** start **
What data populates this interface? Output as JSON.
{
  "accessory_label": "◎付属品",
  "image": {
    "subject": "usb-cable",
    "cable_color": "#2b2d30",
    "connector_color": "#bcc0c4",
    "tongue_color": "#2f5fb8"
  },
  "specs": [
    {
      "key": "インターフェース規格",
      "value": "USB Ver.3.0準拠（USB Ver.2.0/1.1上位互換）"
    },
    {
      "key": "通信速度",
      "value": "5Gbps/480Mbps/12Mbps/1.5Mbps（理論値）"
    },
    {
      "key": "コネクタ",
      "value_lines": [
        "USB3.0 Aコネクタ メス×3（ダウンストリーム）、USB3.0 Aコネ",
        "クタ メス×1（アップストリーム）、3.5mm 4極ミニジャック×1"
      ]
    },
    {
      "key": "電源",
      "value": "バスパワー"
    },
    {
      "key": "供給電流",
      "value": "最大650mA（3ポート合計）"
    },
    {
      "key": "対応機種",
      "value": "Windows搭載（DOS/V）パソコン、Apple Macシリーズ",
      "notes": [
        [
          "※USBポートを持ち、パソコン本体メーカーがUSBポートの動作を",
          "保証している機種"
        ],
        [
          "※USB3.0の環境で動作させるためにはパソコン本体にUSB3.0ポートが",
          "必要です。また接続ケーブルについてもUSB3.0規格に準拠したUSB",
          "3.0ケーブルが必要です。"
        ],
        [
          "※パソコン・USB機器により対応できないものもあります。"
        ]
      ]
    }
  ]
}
** end **
> **What you have to do**
Transcribe the entire listing above precisely.

> **Reply**
What data populates this interface? Output as JSON.
{
  "accessory_label": "◎付属品",
  "image": {
    "subject": "usb-cable",
    "cable_color": "#2b2d30",
    "connector_color": "#bcc0c4",
    "tongue_color": "#2f5fb8"
  },
  "specs": [
    {
      "key": "インターフェース規格",
      "value": "USB Ver.3.0準拠（USB Ver.2.0/1.1上位互換）"
    },
    {
      "key": "通信速度",
      "value": "5Gbps/480Mbps/12Mbps/1.5Mbps（理論値）"
    },
    {
      "key": "コネクタ",
      "value_lines": [
        "USB3.0 Aコネクタ メス×3（ダウンストリーム）、USB3.0 Aコネ",
        "クタ メス×1（アップストリーム）、3.5mm 4極ミニジャック×1"
      ]
    },
    {
      "key": "電源",
      "value": "バスパワー"
    },
    {
      "key": "供給電流",
      "value": "最大650mA（3ポート合計）"
    },
    {
      "key": "対応機種",
      "value": "Windows搭載（DOS/V）パソコン、Apple Macシリーズ",
      "notes": [
        [
          "※USBポートを持ち、パソコン本体メーカーがUSBポートの動作を",
          "保証している機種"
        ],
        [
          "※USB3.0の環境で動作させるためにはパソコン本体にUSB3.0ポートが",
          "必要です。また接続ケーブルについてもUSB3.0規格に準拠したUSB",
          "3.0ケーブルが必要です。"
        ],
        [
          "※パソコン・USB機器により対応できないものもあります。"
        ]
      ]
    }
  ]
}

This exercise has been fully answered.